_Required work_
Which lines hold the word "text"? Copy each of them.
"""
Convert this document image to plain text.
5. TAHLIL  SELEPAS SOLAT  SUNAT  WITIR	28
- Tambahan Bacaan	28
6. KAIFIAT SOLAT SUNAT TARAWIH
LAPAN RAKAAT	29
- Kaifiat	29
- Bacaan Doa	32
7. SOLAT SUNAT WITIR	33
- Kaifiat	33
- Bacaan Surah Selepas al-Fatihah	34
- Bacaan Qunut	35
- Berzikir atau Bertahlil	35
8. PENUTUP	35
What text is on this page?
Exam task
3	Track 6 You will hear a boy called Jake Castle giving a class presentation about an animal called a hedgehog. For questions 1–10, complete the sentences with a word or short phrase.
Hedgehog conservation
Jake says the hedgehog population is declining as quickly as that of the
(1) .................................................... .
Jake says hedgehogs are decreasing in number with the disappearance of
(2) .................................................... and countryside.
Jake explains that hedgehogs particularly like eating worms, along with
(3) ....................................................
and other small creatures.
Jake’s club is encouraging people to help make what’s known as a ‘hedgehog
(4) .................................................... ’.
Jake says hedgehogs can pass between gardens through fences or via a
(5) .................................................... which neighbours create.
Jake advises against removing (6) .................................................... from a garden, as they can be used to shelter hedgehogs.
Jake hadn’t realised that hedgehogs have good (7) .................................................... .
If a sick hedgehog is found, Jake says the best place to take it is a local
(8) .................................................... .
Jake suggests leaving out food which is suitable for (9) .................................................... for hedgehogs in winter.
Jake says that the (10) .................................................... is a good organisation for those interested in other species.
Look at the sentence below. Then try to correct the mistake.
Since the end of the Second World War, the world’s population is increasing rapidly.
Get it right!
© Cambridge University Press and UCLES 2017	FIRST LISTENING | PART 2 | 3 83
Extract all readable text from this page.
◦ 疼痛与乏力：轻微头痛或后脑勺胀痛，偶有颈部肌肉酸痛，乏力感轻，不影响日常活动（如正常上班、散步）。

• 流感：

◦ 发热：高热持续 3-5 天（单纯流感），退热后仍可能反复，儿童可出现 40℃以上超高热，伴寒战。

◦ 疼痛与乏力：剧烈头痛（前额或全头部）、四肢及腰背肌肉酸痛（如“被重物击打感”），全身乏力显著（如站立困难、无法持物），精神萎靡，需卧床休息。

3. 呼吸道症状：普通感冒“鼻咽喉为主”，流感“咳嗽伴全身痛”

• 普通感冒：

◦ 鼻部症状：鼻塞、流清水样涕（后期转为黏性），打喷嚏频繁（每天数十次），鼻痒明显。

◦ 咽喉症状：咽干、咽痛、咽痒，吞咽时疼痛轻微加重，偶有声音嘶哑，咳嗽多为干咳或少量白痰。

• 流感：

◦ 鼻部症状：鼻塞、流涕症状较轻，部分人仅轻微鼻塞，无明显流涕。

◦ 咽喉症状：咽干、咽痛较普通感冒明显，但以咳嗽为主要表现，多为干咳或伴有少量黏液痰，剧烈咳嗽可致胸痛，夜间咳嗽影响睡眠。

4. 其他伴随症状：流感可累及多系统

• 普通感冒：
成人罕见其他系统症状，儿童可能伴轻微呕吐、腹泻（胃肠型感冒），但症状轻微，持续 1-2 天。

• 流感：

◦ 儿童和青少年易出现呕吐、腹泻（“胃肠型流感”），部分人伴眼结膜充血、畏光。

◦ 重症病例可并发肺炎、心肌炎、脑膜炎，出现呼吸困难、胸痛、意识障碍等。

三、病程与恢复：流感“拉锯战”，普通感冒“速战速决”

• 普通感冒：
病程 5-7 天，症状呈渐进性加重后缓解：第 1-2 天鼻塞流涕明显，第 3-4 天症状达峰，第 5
"""
_Result of this task_
Convert this document image to plain text.
What text is on this page?
Extract all readable text from this page.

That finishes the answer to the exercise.